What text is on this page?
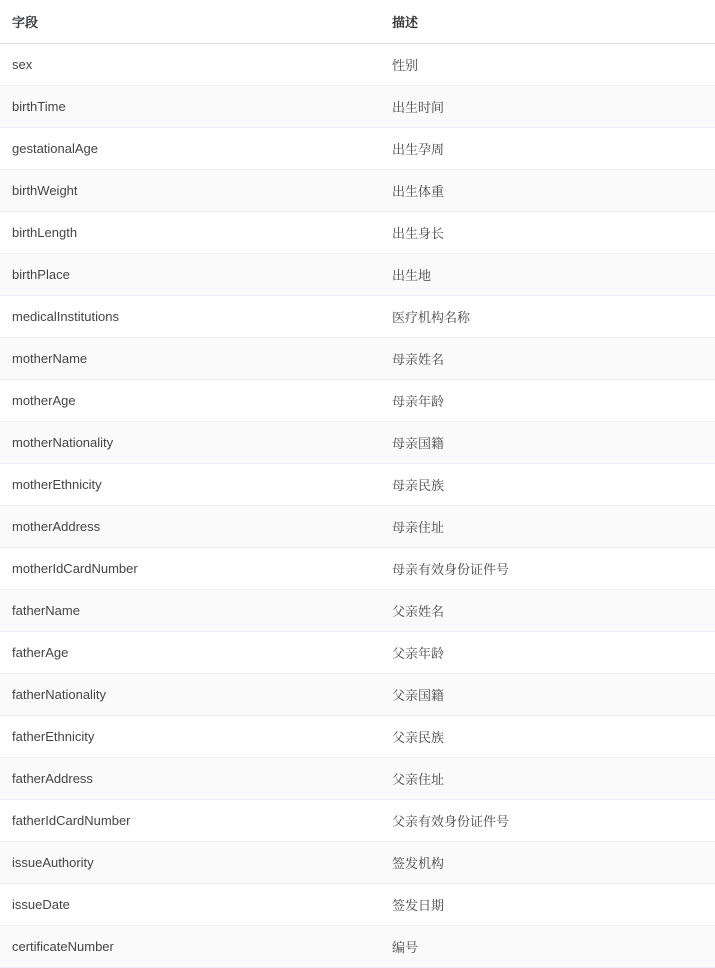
字段	描述
sex	性别
birthTime	出生时间
gestationalAge	出生孕周
birthWeight	出生体重
birthLength	出生身长
birthPlace	出生地
medicalInstitutions	医疗机构名称
motherName	母亲姓名
motherAge	母亲年龄
motherNationality	母亲国籍
motherEthnicity	母亲民族
motherAddress	母亲住址
motherIdCardNumber	母亲有效身份证件号
fatherName	父亲姓名
fatherAge	父亲年龄
fatherNationality	父亲国籍
fatherEthnicity	父亲民族
fatherAddress	父亲住址
fatherIdCardNumber	父亲有效身份证件号
issueAuthority	签发机构
issueDate	签发日期
certificateNumber	编号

§ Exercise task
Leave out the pictures and output the rest of the material exactly as written.

§ Response below
What text is on this page?
字段	描述
sex	性别
birthTime	出生时间
gestationalAge	出生孕周
birthWeight	出生体重
birthLength	出生身长
birthPlace	出生地
medicalInstitutions	医疗机构名称
motherName	母亲姓名
motherAge	母亲年龄
motherNationality	母亲国籍
motherEthnicity	母亲民族
motherAddress	母亲住址
motherIdCardNumber	母亲有效身份证件号
fatherName	父亲姓名
fatherAge	父亲年龄
fatherNationality	父亲国籍
fatherEthnicity	父亲民族
fatherAddress	父亲住址
fatherIdCardNumber	父亲有效身份证件号
issueAuthority	签发机构
issueDate	签发日期
certificateNumber	编号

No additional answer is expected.